Using the information -
A. In the passage on oil sands, translate this sentence into Spanish: "The oil sands themselves are typically 40 to 60 metres deep, sitting on top of flat limestone rock."
B. Carry on the passage on oil sands extraction from its final sentence.

Passage shown -
━━━━━━
In the Republic of the Congo the Italian oil company Eni have announced in May 2008 a project to develop the small oil sands deposit in order to produce 40,000 barrels per day in 2014.[30] Reserves are estimated between 0.5 and 2.5 billion barrels.
In Madagascar, Tsimiroro and Bemolanga are two heavy oil sands deposits with a pilot well already producing small amounts of oil in Tsimiroro[31] and larger scale exploitation in the early planning phase.[32]
Extraction process
Surface mining
Since Great Canadian Oil Sands (now Suncor) started operation of its mine in 1967, bitumen has been extracted on a commercial scale from the Athabasca Oil Sands by surface mining. In the Athabasca sands there are very large amounts of bitumen covered by little overburden, making surface mining the most efficient method of extracting it. The overburden consists of water-laden muskeg (peat bog) over top of clay and barren sand. The oil sands themselves are typically 40 to 60 metres deep, sitting on top of flat limestone rock. Originally, the sands were mined with draglines and bucket-wheel excavators and moved to the processing plants by conveyor belts. In recent years companies such as Syncrude and Suncor have switched to much cheaper shovel-and-truck operations using the biggest power shovels (100 or more tons)[33] and dump trucks (400 tons) in the world. This has held production costs to around $27 per barrel of synthetic crude oil despite rising energy and labour costs.[34]
After excavation, hot water and caustic soda (NaOH) is added to the sand, and the resulting slurry is piped to the extraction plant where it is agitated and the oil skimmed from the top.[35] Provided that the water chemistry is appropriate to allow bitumen to separate from sand and clay, the combination of hot water and agitation releases bitumen from the oil sand, and allows small air bubbles to attach to the bitumen droplets. The bitumen froth floats to the top of separation vessels, and is further treated to remove residual water and fine solids. Bitumen is much thicker than traditional crude oil, so it must be either mixed with lighter petroleum (either liquid or gas) or chemically split before it can be transported by pipeline for upgrading into synthetic crude oil.
━━━━━━
Dataset -

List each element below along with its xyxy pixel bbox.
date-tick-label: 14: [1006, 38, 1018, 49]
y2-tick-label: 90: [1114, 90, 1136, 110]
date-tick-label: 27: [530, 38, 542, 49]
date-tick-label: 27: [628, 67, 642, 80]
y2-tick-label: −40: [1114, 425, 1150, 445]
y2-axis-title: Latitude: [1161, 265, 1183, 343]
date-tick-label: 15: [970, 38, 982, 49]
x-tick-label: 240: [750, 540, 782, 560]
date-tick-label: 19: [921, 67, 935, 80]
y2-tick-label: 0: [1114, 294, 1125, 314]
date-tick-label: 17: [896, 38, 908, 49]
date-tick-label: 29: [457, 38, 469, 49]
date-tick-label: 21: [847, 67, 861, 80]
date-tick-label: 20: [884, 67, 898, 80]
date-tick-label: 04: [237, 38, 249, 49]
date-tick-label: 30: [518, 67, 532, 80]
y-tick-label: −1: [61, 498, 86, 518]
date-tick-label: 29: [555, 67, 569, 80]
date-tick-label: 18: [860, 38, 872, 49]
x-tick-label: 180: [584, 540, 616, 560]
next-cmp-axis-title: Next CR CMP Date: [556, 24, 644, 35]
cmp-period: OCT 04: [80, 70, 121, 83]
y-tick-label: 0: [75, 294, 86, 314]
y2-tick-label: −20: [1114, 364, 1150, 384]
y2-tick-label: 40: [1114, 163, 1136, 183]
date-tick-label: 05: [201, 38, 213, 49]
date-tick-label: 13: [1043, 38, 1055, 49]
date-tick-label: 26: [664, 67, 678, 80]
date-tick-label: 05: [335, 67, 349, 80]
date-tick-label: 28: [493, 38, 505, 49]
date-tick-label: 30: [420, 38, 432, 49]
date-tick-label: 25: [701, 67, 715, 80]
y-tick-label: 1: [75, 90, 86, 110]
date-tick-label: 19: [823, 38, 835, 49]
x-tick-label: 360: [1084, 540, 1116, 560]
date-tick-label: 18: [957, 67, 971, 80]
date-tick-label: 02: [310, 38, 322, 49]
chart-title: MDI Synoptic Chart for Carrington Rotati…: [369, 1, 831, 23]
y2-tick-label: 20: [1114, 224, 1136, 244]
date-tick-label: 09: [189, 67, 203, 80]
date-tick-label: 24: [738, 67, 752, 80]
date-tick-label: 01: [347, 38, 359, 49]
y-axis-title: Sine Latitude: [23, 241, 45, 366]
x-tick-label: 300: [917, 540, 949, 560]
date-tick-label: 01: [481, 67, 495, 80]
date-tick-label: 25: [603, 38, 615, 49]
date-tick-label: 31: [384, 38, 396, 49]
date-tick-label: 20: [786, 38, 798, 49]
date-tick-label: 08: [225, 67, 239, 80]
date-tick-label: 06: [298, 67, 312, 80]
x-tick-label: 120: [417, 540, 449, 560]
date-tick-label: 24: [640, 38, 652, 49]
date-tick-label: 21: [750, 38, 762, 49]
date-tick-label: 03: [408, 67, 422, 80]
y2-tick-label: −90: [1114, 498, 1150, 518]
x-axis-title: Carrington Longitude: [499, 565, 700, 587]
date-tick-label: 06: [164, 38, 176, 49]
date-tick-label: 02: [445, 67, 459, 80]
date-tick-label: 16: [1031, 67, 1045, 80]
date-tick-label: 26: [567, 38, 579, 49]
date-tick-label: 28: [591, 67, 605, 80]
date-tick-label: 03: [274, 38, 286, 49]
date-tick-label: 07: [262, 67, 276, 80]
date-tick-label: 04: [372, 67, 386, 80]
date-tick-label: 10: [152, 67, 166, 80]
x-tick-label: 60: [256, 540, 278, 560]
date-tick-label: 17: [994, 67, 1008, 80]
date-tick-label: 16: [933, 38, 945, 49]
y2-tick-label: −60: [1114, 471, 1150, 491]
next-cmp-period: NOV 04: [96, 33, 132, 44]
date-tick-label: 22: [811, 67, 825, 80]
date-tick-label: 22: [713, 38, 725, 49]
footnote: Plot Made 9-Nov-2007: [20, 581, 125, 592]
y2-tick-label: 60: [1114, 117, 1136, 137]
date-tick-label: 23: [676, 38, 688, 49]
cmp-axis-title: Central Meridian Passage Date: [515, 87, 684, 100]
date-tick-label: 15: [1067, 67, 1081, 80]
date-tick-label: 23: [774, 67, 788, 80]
━━━━━━
Results for the exercise -
A. Las propias arenas petrolíferas tienen normalmente entre 40 y 60 metros de profundidad y se asientan sobre roca caliza plana.

B.
The bitumen is then transported and eventually upgraded into synthetic crude oil. About two tons of oil sands are required to produce one barrel (roughly 1/8 of a ton) of oil. Originally, roughly 75% of the bitumen was recovered from the sand. However, recent enhancements to this method include Tailings Oil Recovery (TOR) units which recover oil from the tailings, Diluent Recovery Units to recover naptha from the froth, Inclined Plate Settlers (IPS) and disc centrifuges. These allow the extraction plants to recover well over 90% of the bitumen in the sand. After oil extraction, the spent sand and other materials are then returned to the mine, which is eventually reclaimed.
Alberta Taciuk Process technology extracts bitumen from oil sands through a dry-retorting. During this process, oil sand is moved through a rotating drum, cracking the bitumen with heat and producing lighter hydrocarbons. Although tested, this technology is not in commercial use yet.[36]
Four oil sands mines are currently in operation and two more (Jackpine and Kearl) are in the initial stages of development. The original Suncor mine opened in 1967, while the Syncrude mine started in 1978, Shell Canada opened its Muskeg River mine (Albian Sands) in 2003 and Canadian Natural Resources Ltd opened its Horizon Project in 2009. New mines under construction or undergoing approval include Shell Canada's Jackpine mine, Imperial Oil's Kearl Oil Sands Project, Synenco Energy's Northern Lights mine, and Suncor's Fort Hills mine.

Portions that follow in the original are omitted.